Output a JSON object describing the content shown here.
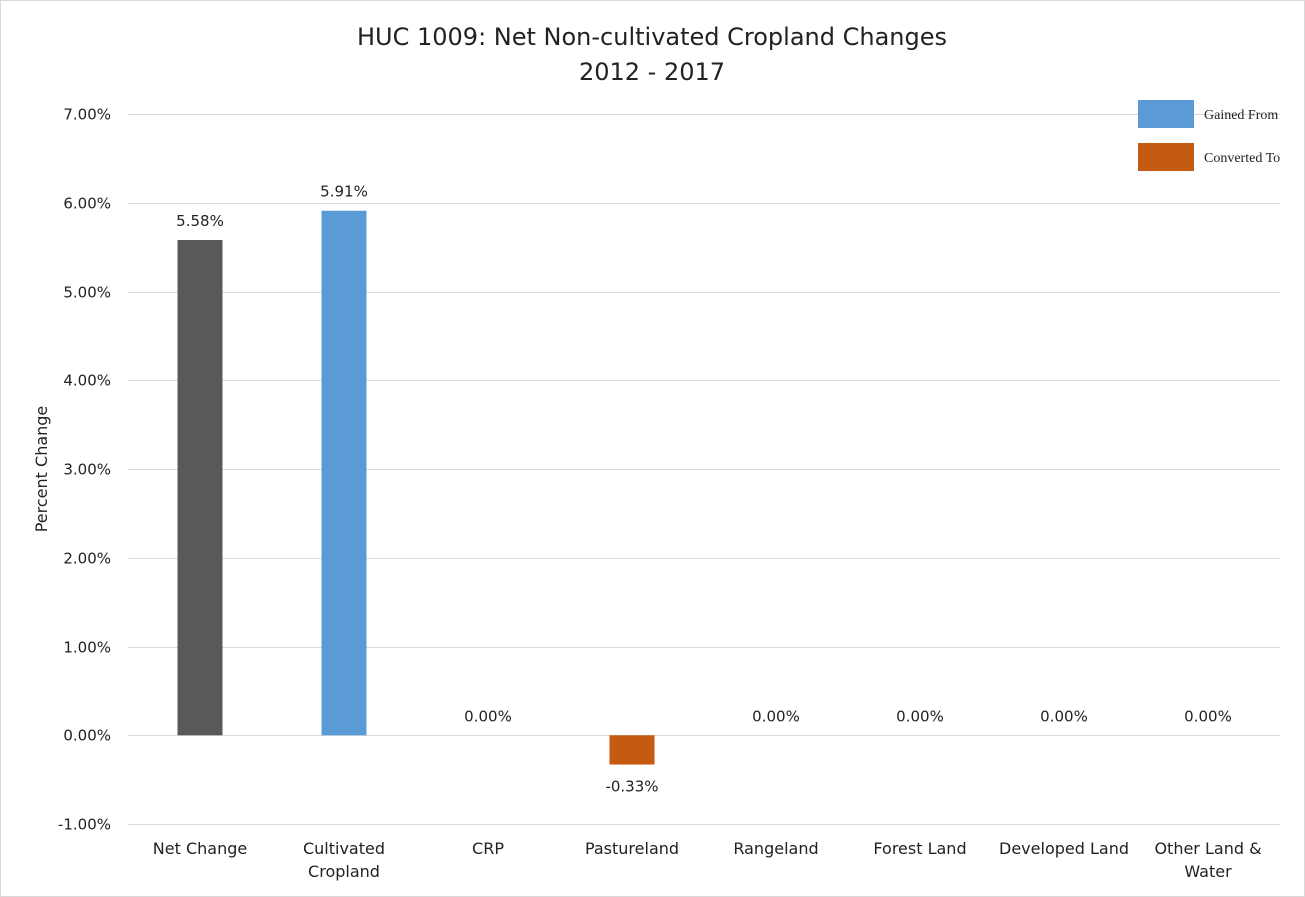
{
  "chart_data": {
    "type": "bar",
    "title": "HUC 1009: Net Non-cultivated Cropland Changes",
    "subtitle": "2012 - 2017",
    "ylabel": "Percent Change",
    "xlabel": "",
    "ylim": [
      -0.01,
      0.07
    ],
    "yticks": [
      -0.01,
      0.0,
      0.01,
      0.02,
      0.03,
      0.04,
      0.05,
      0.06,
      0.07
    ],
    "ytick_labels": [
      "-1.00%",
      "0.00%",
      "1.00%",
      "2.00%",
      "3.00%",
      "4.00%",
      "5.00%",
      "6.00%",
      "7.00%"
    ],
    "grid": true,
    "legend_position": "top-right",
    "categories": [
      [
        "Net Change"
      ],
      [
        "Cultivated",
        "Cropland"
      ],
      [
        "CRP"
      ],
      [
        "Pastureland"
      ],
      [
        "Rangeland"
      ],
      [
        "Forest Land"
      ],
      [
        "Developed Land"
      ],
      [
        "Other Land &",
        "Water"
      ]
    ],
    "values": [
      0.0558,
      0.0591,
      0.0,
      -0.0033,
      0.0,
      0.0,
      0.0,
      0.0
    ],
    "value_labels": [
      "5.58%",
      "5.91%",
      "0.00%",
      "-0.33%",
      "0.00%",
      "0.00%",
      "0.00%",
      "0.00%"
    ],
    "bar_colors": [
      "#595959",
      "#5b9bd5",
      "#5b9bd5",
      "#c55a11",
      "#5b9bd5",
      "#5b9bd5",
      "#5b9bd5",
      "#5b9bd5"
    ],
    "legend": [
      {
        "label": "Gained From",
        "color": "#5b9bd5"
      },
      {
        "label": "Converted To",
        "color": "#c55a11"
      }
    ]
  }
}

**GIVEN PROBLEM**
Check each line of the records for the word "Cropland", and show the lines that contain it.

**THE REPLY**
    "title": "HUC 1009: Net Non-cultivated Cropland Changes",
        "Cropland"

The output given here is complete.